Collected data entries

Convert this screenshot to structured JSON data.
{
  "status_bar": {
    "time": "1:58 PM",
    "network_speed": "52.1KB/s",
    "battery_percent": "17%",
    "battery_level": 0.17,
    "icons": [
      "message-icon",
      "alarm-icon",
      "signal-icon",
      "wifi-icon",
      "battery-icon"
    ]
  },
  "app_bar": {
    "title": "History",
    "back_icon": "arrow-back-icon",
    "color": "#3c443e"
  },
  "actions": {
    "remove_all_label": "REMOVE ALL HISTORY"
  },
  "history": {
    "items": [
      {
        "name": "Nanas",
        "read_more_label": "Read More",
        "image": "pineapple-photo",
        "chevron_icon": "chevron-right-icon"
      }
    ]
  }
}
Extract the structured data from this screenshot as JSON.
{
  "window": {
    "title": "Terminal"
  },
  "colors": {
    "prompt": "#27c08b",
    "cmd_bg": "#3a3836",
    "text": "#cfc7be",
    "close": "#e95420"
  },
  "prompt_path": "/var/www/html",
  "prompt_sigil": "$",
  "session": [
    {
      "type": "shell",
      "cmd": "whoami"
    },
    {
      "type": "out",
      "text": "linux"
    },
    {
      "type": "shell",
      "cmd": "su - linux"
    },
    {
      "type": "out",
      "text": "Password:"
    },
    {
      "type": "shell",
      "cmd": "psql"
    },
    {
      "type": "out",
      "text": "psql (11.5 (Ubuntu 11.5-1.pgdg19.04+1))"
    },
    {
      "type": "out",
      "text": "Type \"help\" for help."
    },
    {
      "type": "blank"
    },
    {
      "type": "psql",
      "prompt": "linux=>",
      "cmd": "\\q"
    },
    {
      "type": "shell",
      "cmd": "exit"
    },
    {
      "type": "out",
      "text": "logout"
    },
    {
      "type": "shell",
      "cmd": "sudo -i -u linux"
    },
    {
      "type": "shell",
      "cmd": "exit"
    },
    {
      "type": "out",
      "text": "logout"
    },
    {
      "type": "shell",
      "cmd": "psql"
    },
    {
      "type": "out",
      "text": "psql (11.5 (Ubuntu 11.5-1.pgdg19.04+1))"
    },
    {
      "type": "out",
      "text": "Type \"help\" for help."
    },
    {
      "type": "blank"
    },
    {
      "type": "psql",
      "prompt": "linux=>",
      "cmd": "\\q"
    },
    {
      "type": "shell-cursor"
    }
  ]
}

SET PROBLEM
The entries above must be returned exactly.

THE OUTPUT
Convert this screenshot to structured JSON data.
{
  "status_bar": {
    "time": "1:58 PM",
    "network_speed": "52.1KB/s",
    "battery_percent": "17%",
    "battery_level": 0.17,
    "icons": [
      "message-icon",
      "alarm-icon",
      "signal-icon",
      "wifi-icon",
      "battery-icon"
    ]
  },
  "app_bar": {
    "title": "History",
    "back_icon": "arrow-back-icon",
    "color": "#3c443e"
  },
  "actions": {
    "remove_all_label": "REMOVE ALL HISTORY"
  },
  "history": {
    "items": [
      {
        "name": "Nanas",
        "read_more_label": "Read More",
        "image": "pineapple-photo",
        "chevron_icon": "chevron-right-icon"
      }
    ]
  }
}
Extract the structured data from this screenshot as JSON.
{
  "window": {
    "title": "Terminal"
  },
  "colors": {
    "prompt": "#27c08b",
    "cmd_bg": "#3a3836",
    "text": "#cfc7be",
    "close": "#e95420"
  },
  "prompt_path": "/var/www/html",
  "prompt_sigil": "$",
  "session": [
    {
      "type": "shell",
      "cmd": "whoami"
    },
    {
      "type": "out",
      "text": "linux"
    },
    {
      "type": "shell",
      "cmd": "su - linux"
    },
    {
      "type": "out",
      "text": "Password:"
    },
    {
      "type": "shell",
      "cmd": "psql"
    },
    {
      "type": "out",
      "text": "psql (11.5 (Ubuntu 11.5-1.pgdg19.04+1))"
    },
    {
      "type": "out",
      "text": "Type \"help\" for help."
    },
    {
      "type": "blank"
    },
    {
      "type": "psql",
      "prompt": "linux=>",
      "cmd": "\\q"
    },
    {
      "type": "shell",
      "cmd": "exit"
    },
    {
      "type": "out",
      "text": "logout"
    },
    {
      "type": "shell",
      "cmd": "sudo -i -u linux"
    },
    {
      "type": "shell",
      "cmd": "exit"
    },
    {
      "type": "out",
      "text": "logout"
    },
    {
      "type": "shell",
      "cmd": "psql"
    },
    {
      "type": "out",
      "text": "psql (11.5 (Ubuntu 11.5-1.pgdg19.04+1))"
    },
    {
      "type": "out",
      "text": "Type \"help\" for help."
    },
    {
      "type": "blank"
    },
    {
      "type": "psql",
      "prompt": "linux=>",
      "cmd": "\\q"
    },
    {
      "type": "shell-cursor"
    }
  ]
}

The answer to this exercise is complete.